>>>>>
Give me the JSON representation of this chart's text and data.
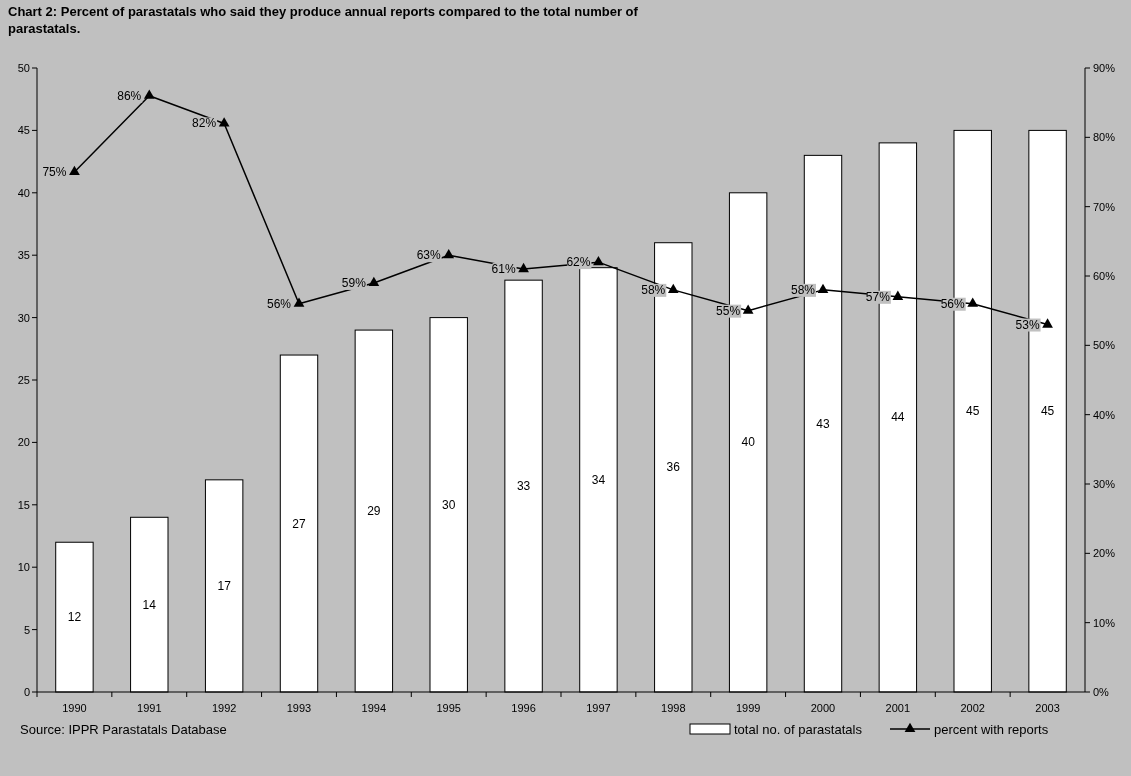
{
  "chart_data": {
    "type": "bar",
    "title": "Chart 2: Percent of parastatals who said they produce annual reports compared to the total number of parastatals.",
    "categories": [
      "1990",
      "1991",
      "1992",
      "1993",
      "1994",
      "1995",
      "1996",
      "1997",
      "1998",
      "1999",
      "2000",
      "2001",
      "2002",
      "2003"
    ],
    "series": [
      {
        "name": "total no. of parastatals",
        "color": "#ffffff",
        "values": [
          12,
          14,
          17,
          27,
          29,
          30,
          33,
          34,
          36,
          40,
          43,
          44,
          45,
          45
        ],
        "value_labels": [
          "12",
          "14",
          "17",
          "27",
          "29",
          "30",
          "33",
          "34",
          "36",
          "40",
          "43",
          "44",
          "45",
          "45"
        ]
      },
      {
        "name": "percent with reports",
        "type": "line",
        "axis": "y2",
        "color": "#000000",
        "marker": "triangle",
        "values": [
          75,
          86,
          82,
          56,
          59,
          63,
          61,
          62,
          58,
          55,
          58,
          57,
          56,
          53
        ],
        "value_labels": [
          "75%",
          "86%",
          "82%",
          "56%",
          "59%",
          "63%",
          "61%",
          "62%",
          "58%",
          "55%",
          "58%",
          "57%",
          "56%",
          "53%"
        ]
      }
    ],
    "ylim": [
      0,
      50
    ],
    "yticks": [
      0,
      5,
      10,
      15,
      20,
      25,
      30,
      35,
      40,
      45,
      50
    ],
    "y2lim": [
      0,
      90
    ],
    "y2ticks": [
      {
        "value": 0,
        "label": "0%"
      },
      {
        "value": 10,
        "label": "10%"
      },
      {
        "value": 20,
        "label": "20%"
      },
      {
        "value": 30,
        "label": "30%"
      },
      {
        "value": 40,
        "label": "40%"
      },
      {
        "value": 50,
        "label": "50%"
      },
      {
        "value": 60,
        "label": "60%"
      },
      {
        "value": 70,
        "label": "70%"
      },
      {
        "value": 80,
        "label": "80%"
      },
      {
        "value": 90,
        "label": "90%"
      }
    ],
    "grid": false,
    "legend": "bottom",
    "annotations": [
      "Source: IPPR Parastatals Database"
    ]
  }
}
<<<<<
**WHAT YOU NEED TO DO:** Your job is to transcribe the entries above exactly; skip the pictures.

**RESPONSE TO THIS EXERCISE:**
Give me the JSON representation of this chart's text and data.
{
  "chart_data": {
    "type": "bar",
    "title": "Chart 2: Percent of parastatals who said they produce annual reports compared to the total number of parastatals.",
    "categories": [
      "1990",
      "1991",
      "1992",
      "1993",
      "1994",
      "1995",
      "1996",
      "1997",
      "1998",
      "1999",
      "2000",
      "2001",
      "2002",
      "2003"
    ],
    "series": [
      {
        "name": "total no. of parastatals",
        "color": "#ffffff",
        "values": [
          12,
          14,
          17,
          27,
          29,
          30,
          33,
          34,
          36,
          40,
          43,
          44,
          45,
          45
        ],
        "value_labels": [
          "12",
          "14",
          "17",
          "27",
          "29",
          "30",
          "33",
          "34",
          "36",
          "40",
          "43",
          "44",
          "45",
          "45"
        ]
      },
      {
        "name": "percent with reports",
        "type": "line",
        "axis": "y2",
        "color": "#000000",
        "marker": "triangle",
        "values": [
          75,
          86,
          82,
          56,
          59,
          63,
          61,
          62,
          58,
          55,
          58,
          57,
          56,
          53
        ],
        "value_labels": [
          "75%",
          "86%",
          "82%",
          "56%",
          "59%",
          "63%",
          "61%",
          "62%",
          "58%",
          "55%",
          "58%",
          "57%",
          "56%",
          "53%"
        ]
      }
    ],
    "ylim": [
      0,
      50
    ],
    "yticks": [
      0,
      5,
      10,
      15,
      20,
      25,
      30,
      35,
      40,
      45,
      50
    ],
    "y2lim": [
      0,
      90
    ],
    "y2ticks": [
      {
        "value": 0,
        "label": "0%"
      },
      {
        "value": 10,
        "label": "10%"
      },
      {
        "value": 20,
        "label": "20%"
      },
      {
        "value": 30,
        "label": "30%"
      },
      {
        "value": 40,
        "label": "40%"
      },
      {
        "value": 50,
        "label": "50%"
      },
      {
        "value": 60,
        "label": "60%"
      },
      {
        "value": 70,
        "label": "70%"
      },
      {
        "value": 80,
        "label": "80%"
      },
      {
        "value": 90,
        "label": "90%"
      }
    ],
    "grid": false,
    "legend": "bottom",
    "annotations": [
      "Source: IPPR Parastatals Database"
    ]
  }
}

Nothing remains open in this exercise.